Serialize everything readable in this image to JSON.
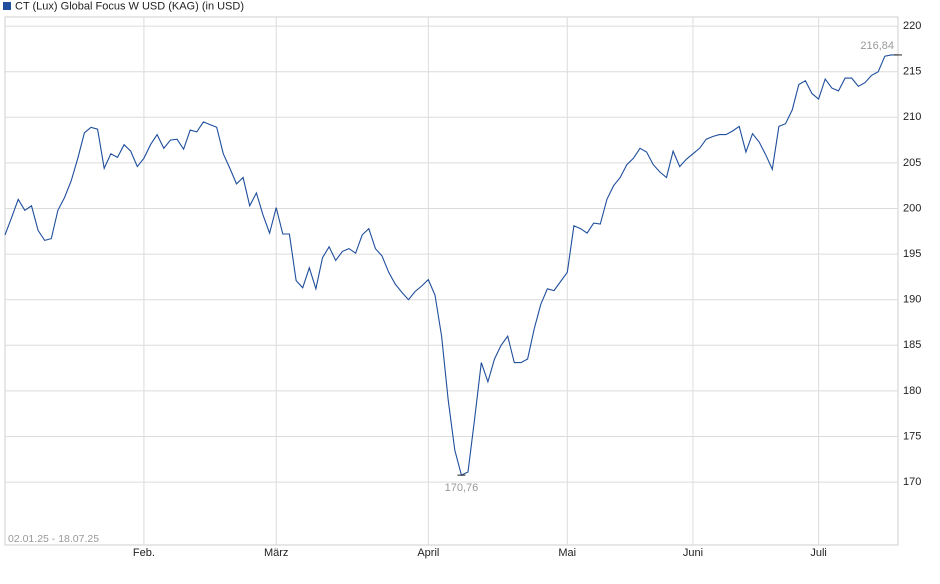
{
  "chart_data": {
    "type": "line",
    "title": "CT (Lux) Global Focus W USD (KAG) (in USD)",
    "date_range": "02.01.25 - 18.07.25",
    "categories": [
      null,
      null,
      null,
      null,
      null,
      null,
      null,
      null,
      null,
      null,
      null,
      null,
      null,
      null,
      null,
      null,
      null,
      null,
      null,
      null,
      null,
      "Feb.",
      null,
      null,
      null,
      null,
      null,
      null,
      null,
      null,
      null,
      null,
      null,
      null,
      null,
      null,
      null,
      null,
      null,
      null,
      null,
      "März",
      null,
      null,
      null,
      null,
      null,
      null,
      null,
      null,
      null,
      null,
      null,
      null,
      null,
      null,
      null,
      null,
      null,
      null,
      null,
      null,
      null,
      null,
      "April",
      null,
      null,
      null,
      null,
      null,
      null,
      null,
      null,
      null,
      null,
      null,
      null,
      null,
      null,
      null,
      null,
      null,
      null,
      null,
      null,
      "Mai",
      null,
      null,
      null,
      null,
      null,
      null,
      null,
      null,
      null,
      null,
      null,
      null,
      null,
      null,
      null,
      null,
      null,
      null,
      "Juni",
      null,
      null,
      null,
      null,
      null,
      null,
      null,
      null,
      null,
      null,
      null,
      null,
      null,
      null,
      null,
      null,
      null,
      null,
      "Juli",
      null,
      null,
      null,
      null,
      null,
      null,
      null,
      null,
      null,
      null,
      null,
      null
    ],
    "series": [
      {
        "name": "CT (Lux) Global Focus W USD (KAG) (in USD)",
        "color": "#1f4e9c",
        "values": [
          197.1,
          199.0,
          201.0,
          199.8,
          200.3,
          197.6,
          196.5,
          196.7,
          199.8,
          201.2,
          203.0,
          205.5,
          208.3,
          208.9,
          208.7,
          204.4,
          206.0,
          205.6,
          207.0,
          206.3,
          204.6,
          205.5,
          207.0,
          208.1,
          206.6,
          207.5,
          207.6,
          206.5,
          208.6,
          208.4,
          209.5,
          209.2,
          208.9,
          206.0,
          204.4,
          202.7,
          203.4,
          200.3,
          201.7,
          199.3,
          197.3,
          200.1,
          197.2,
          197.2,
          192.1,
          191.3,
          193.5,
          191.2,
          194.6,
          195.8,
          194.3,
          195.3,
          195.6,
          195.1,
          197.1,
          197.8,
          195.6,
          194.8,
          193.0,
          191.7,
          190.8,
          190.0,
          190.9,
          191.5,
          192.2,
          190.5,
          186.0,
          179.0,
          173.5,
          170.76,
          171.1,
          177.0,
          183.1,
          181.0,
          183.5,
          185.0,
          186.0,
          183.1,
          183.1,
          183.5,
          186.8,
          189.5,
          191.2,
          191.0,
          192.0,
          193.0,
          198.1,
          197.8,
          197.3,
          198.4,
          198.3,
          201.0,
          202.5,
          203.4,
          204.8,
          205.5,
          206.6,
          206.2,
          204.8,
          204.0,
          203.4,
          206.3,
          204.6,
          205.4,
          206.0,
          206.6,
          207.6,
          207.9,
          208.1,
          208.1,
          208.5,
          209.0,
          206.2,
          208.2,
          207.3,
          205.9,
          204.3,
          209.0,
          209.3,
          210.8,
          213.6,
          214.0,
          212.6,
          212.0,
          214.2,
          213.2,
          212.9,
          214.3,
          214.3,
          213.4,
          213.8,
          214.6,
          215.0,
          216.7,
          216.84,
          216.84
        ]
      }
    ],
    "annotations": [
      {
        "label": "216,84",
        "value": 216.84
      },
      {
        "label": "170,76",
        "value": 170.76
      }
    ],
    "ylim": [
      163.1,
      221
    ],
    "yticks": [
      170,
      175,
      180,
      185,
      190,
      195,
      200,
      205,
      210,
      215,
      220
    ],
    "grid": true
  }
}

▬▬▬

● Exercise task:
Go through the material above and print all of it exactly, except the pictures.

● Complete response:
Serialize everything readable in this image to JSON.
{
  "chart_data": {
    "type": "line",
    "title": "CT (Lux) Global Focus W USD (KAG) (in USD)",
    "date_range": "02.01.25 - 18.07.25",
    "categories": [
      null,
      null,
      null,
      null,
      null,
      null,
      null,
      null,
      null,
      null,
      null,
      null,
      null,
      null,
      null,
      null,
      null,
      null,
      null,
      null,
      null,
      "Feb.",
      null,
      null,
      null,
      null,
      null,
      null,
      null,
      null,
      null,
      null,
      null,
      null,
      null,
      null,
      null,
      null,
      null,
      null,
      null,
      "März",
      null,
      null,
      null,
      null,
      null,
      null,
      null,
      null,
      null,
      null,
      null,
      null,
      null,
      null,
      null,
      null,
      null,
      null,
      null,
      null,
      null,
      null,
      "April",
      null,
      null,
      null,
      null,
      null,
      null,
      null,
      null,
      null,
      null,
      null,
      null,
      null,
      null,
      null,
      null,
      null,
      null,
      null,
      null,
      "Mai",
      null,
      null,
      null,
      null,
      null,
      null,
      null,
      null,
      null,
      null,
      null,
      null,
      null,
      null,
      null,
      null,
      null,
      null,
      "Juni",
      null,
      null,
      null,
      null,
      null,
      null,
      null,
      null,
      null,
      null,
      null,
      null,
      null,
      null,
      null,
      null,
      null,
      null,
      "Juli",
      null,
      null,
      null,
      null,
      null,
      null,
      null,
      null,
      null,
      null,
      null,
      null
    ],
    "series": [
      {
        "name": "CT (Lux) Global Focus W USD (KAG) (in USD)",
        "color": "#1f4e9c",
        "values": [
          197.1,
          199.0,
          201.0,
          199.8,
          200.3,
          197.6,
          196.5,
          196.7,
          199.8,
          201.2,
          203.0,
          205.5,
          208.3,
          208.9,
          208.7,
          204.4,
          206.0,
          205.6,
          207.0,
          206.3,
          204.6,
          205.5,
          207.0,
          208.1,
          206.6,
          207.5,
          207.6,
          206.5,
          208.6,
          208.4,
          209.5,
          209.2,
          208.9,
          206.0,
          204.4,
          202.7,
          203.4,
          200.3,
          201.7,
          199.3,
          197.3,
          200.1,
          197.2,
          197.2,
          192.1,
          191.3,
          193.5,
          191.2,
          194.6,
          195.8,
          194.3,
          195.3,
          195.6,
          195.1,
          197.1,
          197.8,
          195.6,
          194.8,
          193.0,
          191.7,
          190.8,
          190.0,
          190.9,
          191.5,
          192.2,
          190.5,
          186.0,
          179.0,
          173.5,
          170.76,
          171.1,
          177.0,
          183.1,
          181.0,
          183.5,
          185.0,
          186.0,
          183.1,
          183.1,
          183.5,
          186.8,
          189.5,
          191.2,
          191.0,
          192.0,
          193.0,
          198.1,
          197.8,
          197.3,
          198.4,
          198.3,
          201.0,
          202.5,
          203.4,
          204.8,
          205.5,
          206.6,
          206.2,
          204.8,
          204.0,
          203.4,
          206.3,
          204.6,
          205.4,
          206.0,
          206.6,
          207.6,
          207.9,
          208.1,
          208.1,
          208.5,
          209.0,
          206.2,
          208.2,
          207.3,
          205.9,
          204.3,
          209.0,
          209.3,
          210.8,
          213.6,
          214.0,
          212.6,
          212.0,
          214.2,
          213.2,
          212.9,
          214.3,
          214.3,
          213.4,
          213.8,
          214.6,
          215.0,
          216.7,
          216.84,
          216.84
        ]
      }
    ],
    "annotations": [
      {
        "label": "216,84",
        "value": 216.84
      },
      {
        "label": "170,76",
        "value": 170.76
      }
    ],
    "ylim": [
      163.1,
      221
    ],
    "yticks": [
      170,
      175,
      180,
      185,
      190,
      195,
      200,
      205,
      210,
      215,
      220
    ],
    "grid": true
  }
}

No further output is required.